__Exercise instructions__. Repeat each entry as written, dropping any picture you find.

Extracted data entries
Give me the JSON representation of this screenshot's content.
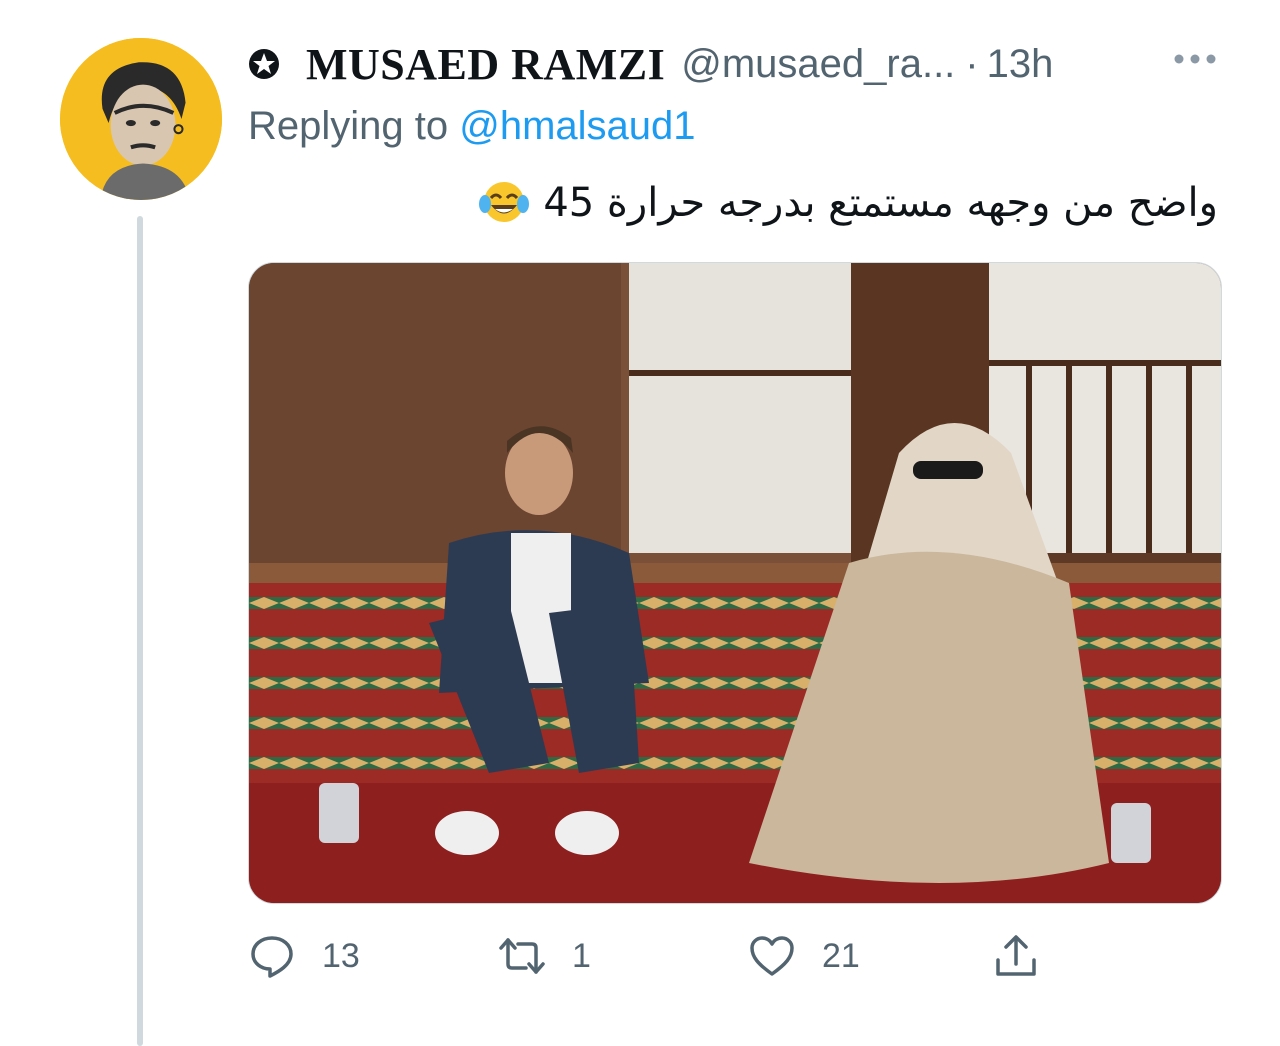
{
  "tweet": {
    "display_name": "MUSAED RAMZI",
    "handle": "@musaed_ra...",
    "separator": "·",
    "time": "13h",
    "replying_prefix": "Replying to",
    "replying_to": "@hmalsaud1",
    "text": "واضح من وجهه مستمتع بدرجه حرارة 45",
    "emoji": "face-with-tears-of-joy-icon",
    "media_description_icon": "photo"
  },
  "actions": {
    "reply_count": "13",
    "retweet_count": "1",
    "like_count": "21"
  },
  "colors": {
    "primary_text": "#0f1419",
    "secondary_text": "#536471",
    "link": "#1d9bf0",
    "thread_line": "#cfd9de",
    "avatar_bg": "#f5bd1f"
  }
}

__Completed task__.
Give me the JSON representation of this screenshot's content.
{
  "tweet": {
    "display_name": "MUSAED RAMZI",
    "handle": "@musaed_ra...",
    "separator": "·",
    "time": "13h",
    "replying_prefix": "Replying to",
    "replying_to": "@hmalsaud1",
    "text": "واضح من وجهه مستمتع بدرجه حرارة 45",
    "emoji": "face-with-tears-of-joy-icon",
    "media_description_icon": "photo"
  },
  "actions": {
    "reply_count": "13",
    "retweet_count": "1",
    "like_count": "21"
  },
  "colors": {
    "primary_text": "#0f1419",
    "secondary_text": "#536471",
    "link": "#1d9bf0",
    "thread_line": "#cfd9de",
    "avatar_bg": "#f5bd1f"
  }
}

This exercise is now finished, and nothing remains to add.